Objective » Find the lines that hold the word "JSON" and return them.

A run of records
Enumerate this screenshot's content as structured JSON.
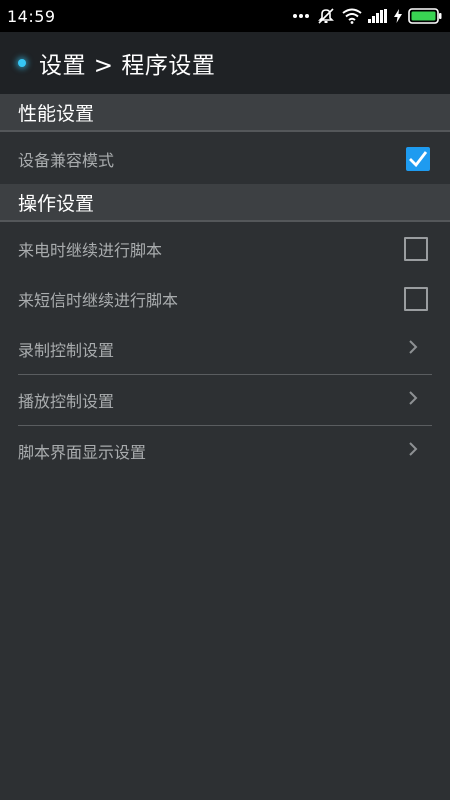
{
  "status_bar": {
    "time": "14:59",
    "icons": [
      "more-dots-icon",
      "muted-icon",
      "wifi-icon",
      "signal-icon",
      "charging-icon",
      "battery-icon"
    ]
  },
  "app_bar": {
    "title": "设置 > 程序设置"
  },
  "sections": {
    "performance": {
      "title": "性能设置",
      "items": [
        {
          "label": "设备兼容模式",
          "control": "checkbox",
          "checked": true
        }
      ]
    },
    "operation": {
      "title": "操作设置",
      "items": [
        {
          "label": "来电时继续进行脚本",
          "control": "checkbox",
          "checked": false
        },
        {
          "label": "来短信时继续进行脚本",
          "control": "checkbox",
          "checked": false
        },
        {
          "label": "录制控制设置",
          "control": "chevron"
        },
        {
          "label": "播放控制设置",
          "control": "chevron"
        },
        {
          "label": "脚本界面显示设置",
          "control": "chevron"
        }
      ]
    }
  },
  "colors": {
    "accent": "#1e9bf0",
    "indicator": "#36c6f4",
    "background": "#2d3033",
    "section_header": "#3d4043"
  }
}
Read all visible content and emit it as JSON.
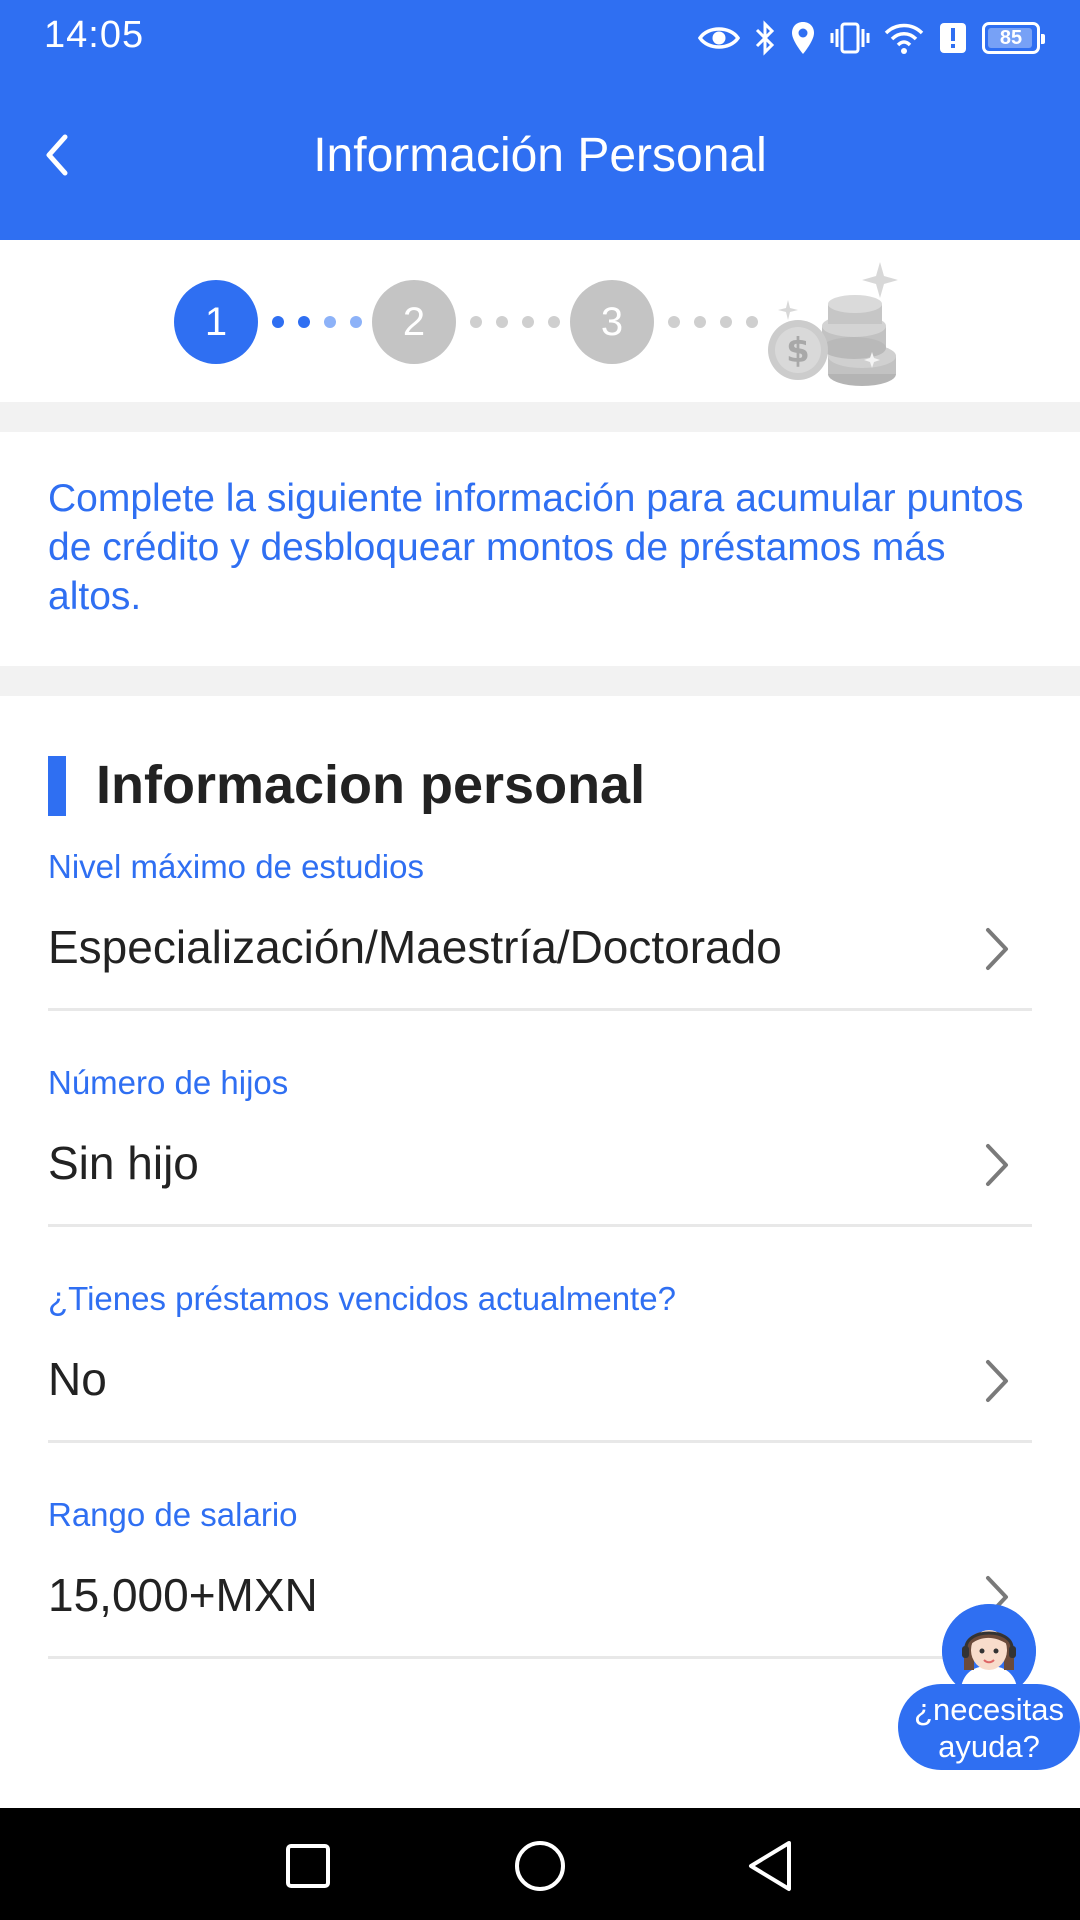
{
  "status_bar": {
    "time": "14:05",
    "battery": "85",
    "battery_level": 0.85,
    "icons": [
      "eye-icon",
      "bluetooth-icon",
      "location-icon",
      "vibrate-icon",
      "wifi-icon",
      "alert-icon",
      "battery-icon"
    ]
  },
  "header": {
    "title": "Información Personal",
    "back_icon": "chevron-left-icon",
    "background_color": "#2f6ff2"
  },
  "steps": {
    "items": [
      {
        "label": "1",
        "state": "active"
      },
      {
        "label": "2",
        "state": "inactive"
      },
      {
        "label": "3",
        "state": "inactive"
      }
    ],
    "final_icon": "coins-icon"
  },
  "intro": {
    "text": "Complete la siguiente información para acumular puntos de crédito y desbloquear montos de préstamos más altos."
  },
  "section": {
    "title": "Informacion personal"
  },
  "fields": [
    {
      "label": "Nivel máximo de estudios",
      "value": "Especialización/Maestría/Doctorado"
    },
    {
      "label": "Número de hijos",
      "value": "Sin hijo"
    },
    {
      "label": "¿Tienes préstamos vencidos actualmente?",
      "value": "No"
    },
    {
      "label": "Rango de salario",
      "value": "15,000+MXN"
    }
  ],
  "help": {
    "label": "¿necesitas ayuda?"
  },
  "nav": {
    "icons": [
      "recent-apps-icon",
      "home-icon",
      "back-icon"
    ]
  }
}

Expected answer »
Enumerate this screenshot's content as structured JSON.
Read all visible content and emit it as JSON.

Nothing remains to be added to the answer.